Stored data
□ □ □ □ □
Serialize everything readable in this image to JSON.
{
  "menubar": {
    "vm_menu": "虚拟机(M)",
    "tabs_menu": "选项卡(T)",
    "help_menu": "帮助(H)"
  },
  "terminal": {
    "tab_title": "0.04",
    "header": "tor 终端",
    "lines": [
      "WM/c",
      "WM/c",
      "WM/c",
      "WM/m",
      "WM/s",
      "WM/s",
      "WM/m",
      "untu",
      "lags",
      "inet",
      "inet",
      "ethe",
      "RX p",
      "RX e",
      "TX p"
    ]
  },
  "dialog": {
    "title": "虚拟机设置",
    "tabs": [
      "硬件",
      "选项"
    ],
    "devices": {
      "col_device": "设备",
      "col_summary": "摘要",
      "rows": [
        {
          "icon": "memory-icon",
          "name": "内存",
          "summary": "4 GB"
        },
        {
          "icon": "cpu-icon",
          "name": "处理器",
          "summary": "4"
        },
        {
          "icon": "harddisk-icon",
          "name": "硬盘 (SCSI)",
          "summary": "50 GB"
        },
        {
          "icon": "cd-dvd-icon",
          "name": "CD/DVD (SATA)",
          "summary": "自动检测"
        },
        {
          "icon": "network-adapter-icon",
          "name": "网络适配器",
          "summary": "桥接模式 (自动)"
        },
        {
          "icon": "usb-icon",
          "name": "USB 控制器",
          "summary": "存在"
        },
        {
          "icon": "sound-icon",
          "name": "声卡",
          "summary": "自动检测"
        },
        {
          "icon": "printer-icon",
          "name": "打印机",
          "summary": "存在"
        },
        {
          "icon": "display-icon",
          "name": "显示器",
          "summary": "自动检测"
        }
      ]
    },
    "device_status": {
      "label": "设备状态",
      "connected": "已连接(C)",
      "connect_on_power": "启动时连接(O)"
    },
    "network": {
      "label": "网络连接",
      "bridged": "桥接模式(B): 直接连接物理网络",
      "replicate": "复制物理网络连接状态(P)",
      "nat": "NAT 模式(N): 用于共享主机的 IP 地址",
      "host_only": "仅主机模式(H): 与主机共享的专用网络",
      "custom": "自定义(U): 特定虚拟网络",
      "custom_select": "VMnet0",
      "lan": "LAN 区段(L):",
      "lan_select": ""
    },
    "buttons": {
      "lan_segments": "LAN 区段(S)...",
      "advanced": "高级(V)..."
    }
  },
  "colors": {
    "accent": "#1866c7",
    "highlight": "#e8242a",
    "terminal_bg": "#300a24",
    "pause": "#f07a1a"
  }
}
□ □ □ □ □
• WHAT YOU NEED TO DO
Copy each record from above without leaving any out.

• EXERCISE RESPONSE
Serialize everything readable in this image to JSON.
{
  "menubar": {
    "vm_menu": "虚拟机(M)",
    "tabs_menu": "选项卡(T)",
    "help_menu": "帮助(H)"
  },
  "terminal": {
    "tab_title": "0.04",
    "header": "tor 终端",
    "lines": [
      "WM/c",
      "WM/c",
      "WM/c",
      "WM/m",
      "WM/s",
      "WM/s",
      "WM/m",
      "untu",
      "lags",
      "inet",
      "inet",
      "ethe",
      "RX p",
      "RX e",
      "TX p"
    ]
  },
  "dialog": {
    "title": "虚拟机设置",
    "tabs": [
      "硬件",
      "选项"
    ],
    "devices": {
      "col_device": "设备",
      "col_summary": "摘要",
      "rows": [
        {
          "icon": "memory-icon",
          "name": "内存",
          "summary": "4 GB"
        },
        {
          "icon": "cpu-icon",
          "name": "处理器",
          "summary": "4"
        },
        {
          "icon": "harddisk-icon",
          "name": "硬盘 (SCSI)",
          "summary": "50 GB"
        },
        {
          "icon": "cd-dvd-icon",
          "name": "CD/DVD (SATA)",
          "summary": "自动检测"
        },
        {
          "icon": "network-adapter-icon",
          "name": "网络适配器",
          "summary": "桥接模式 (自动)"
        },
        {
          "icon": "usb-icon",
          "name": "USB 控制器",
          "summary": "存在"
        },
        {
          "icon": "sound-icon",
          "name": "声卡",
          "summary": "自动检测"
        },
        {
          "icon": "printer-icon",
          "name": "打印机",
          "summary": "存在"
        },
        {
          "icon": "display-icon",
          "name": "显示器",
          "summary": "自动检测"
        }
      ]
    },
    "device_status": {
      "label": "设备状态",
      "connected": "已连接(C)",
      "connect_on_power": "启动时连接(O)"
    },
    "network": {
      "label": "网络连接",
      "bridged": "桥接模式(B): 直接连接物理网络",
      "replicate": "复制物理网络连接状态(P)",
      "nat": "NAT 模式(N): 用于共享主机的 IP 地址",
      "host_only": "仅主机模式(H): 与主机共享的专用网络",
      "custom": "自定义(U): 特定虚拟网络",
      "custom_select": "VMnet0",
      "lan": "LAN 区段(L):",
      "lan_select": ""
    },
    "buttons": {
      "lan_segments": "LAN 区段(S)...",
      "advanced": "高级(V)..."
    }
  },
  "colors": {
    "accent": "#1866c7",
    "highlight": "#e8242a",
    "terminal_bg": "#300a24",
    "pause": "#f07a1a"
  }
}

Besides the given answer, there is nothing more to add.